** Start **

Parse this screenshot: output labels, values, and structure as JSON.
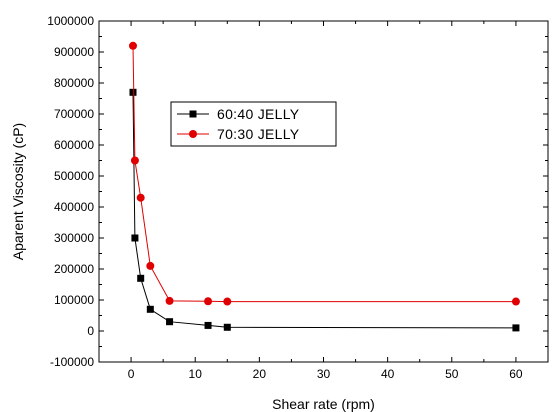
{
  "chart_data": {
    "type": "line",
    "title": "",
    "xlabel": "Shear rate (rpm)",
    "ylabel": "Aparent  Viscosity (cP)",
    "xlim": [
      -5,
      65
    ],
    "ylim": [
      -100000,
      1000000
    ],
    "x_ticks": [
      0,
      10,
      20,
      30,
      40,
      50,
      60
    ],
    "y_ticks": [
      -100000,
      0,
      100000,
      200000,
      300000,
      400000,
      500000,
      600000,
      700000,
      800000,
      900000,
      1000000
    ],
    "x_tick_labels": [
      "0",
      "10",
      "20",
      "30",
      "40",
      "50",
      "60"
    ],
    "y_tick_labels": [
      "-100000",
      "0",
      "100000",
      "200000",
      "300000",
      "400000",
      "500000",
      "600000",
      "700000",
      "800000",
      "900000",
      "1000000"
    ],
    "grid": false,
    "legend_position": "upper-middle",
    "series": [
      {
        "name": "60:40  JELLY",
        "color": "#000000",
        "marker": "square",
        "x": [
          0.3,
          0.6,
          1.5,
          3,
          6,
          12,
          15,
          60
        ],
        "y": [
          770000,
          300000,
          170000,
          70000,
          30000,
          18000,
          12000,
          10000
        ]
      },
      {
        "name": "70:30  JELLY",
        "color": "#e00000",
        "marker": "circle",
        "x": [
          0.3,
          0.6,
          1.5,
          3,
          6,
          12,
          15,
          60
        ],
        "y": [
          920000,
          550000,
          430000,
          210000,
          97000,
          96000,
          95000,
          95000
        ]
      }
    ]
  }
}
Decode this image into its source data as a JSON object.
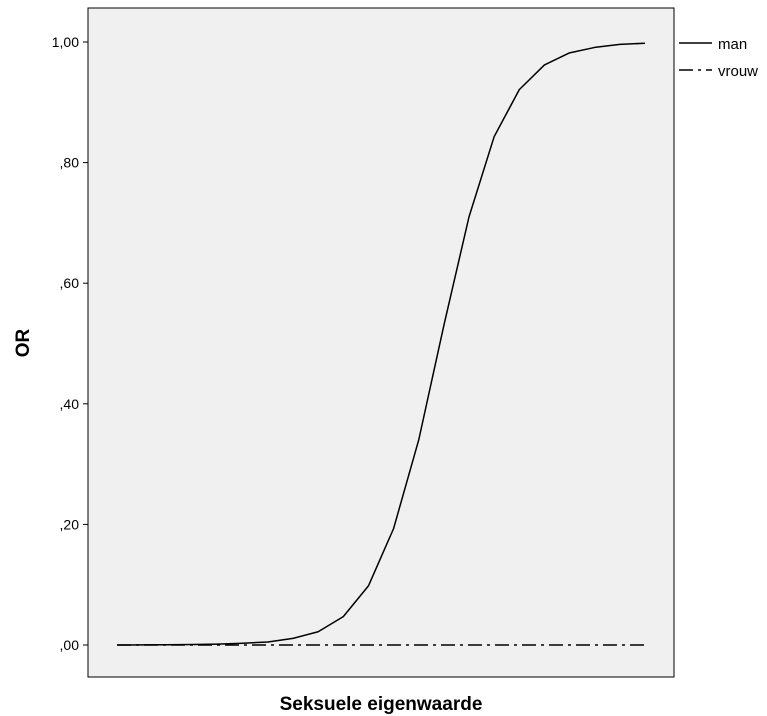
{
  "chart_data": {
    "type": "line",
    "title": "",
    "xlabel": "Seksuele eigenwaarde",
    "ylabel": "OR",
    "ylim": [
      0,
      1
    ],
    "yticks": [
      {
        "value": 0.0,
        "label": ",00"
      },
      {
        "value": 0.2,
        "label": ",20"
      },
      {
        "value": 0.4,
        "label": ",40"
      },
      {
        "value": 0.6,
        "label": ",60"
      },
      {
        "value": 0.8,
        "label": ",80"
      },
      {
        "value": 1.0,
        "label": "1,00"
      }
    ],
    "xlim": [
      0,
      21
    ],
    "grid": false,
    "legend": "right",
    "background_color": "#f0f0f0",
    "line_color": "#000000",
    "x": [
      0,
      1,
      2,
      3,
      4,
      5,
      6,
      7,
      8,
      9,
      10,
      11,
      12,
      13,
      14,
      15,
      16,
      17,
      18,
      19,
      20,
      21
    ],
    "series": [
      {
        "name": "man",
        "style": "solid",
        "values": [
          0.0,
          0.0002,
          0.0005,
          0.0008,
          0.0015,
          0.003,
          0.005,
          0.011,
          0.022,
          0.047,
          0.098,
          0.193,
          0.34,
          0.53,
          0.71,
          0.843,
          0.921,
          0.962,
          0.982,
          0.991,
          0.996,
          0.998
        ]
      },
      {
        "name": "vrouw",
        "style": "dash-dot",
        "values": [
          0.0,
          0.0,
          0.0,
          0.0,
          0.0,
          0.0,
          0.0,
          0.0,
          0.0,
          0.0,
          0.0,
          0.0,
          0.0,
          0.0,
          0.0,
          0.0,
          0.0,
          0.0,
          0.0,
          0.0,
          0.0,
          0.0
        ]
      }
    ]
  }
}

** End **

* DO THIS
Across the entries, how many lines contain "name"? Reply with the number only.

* FINISHED TASK
4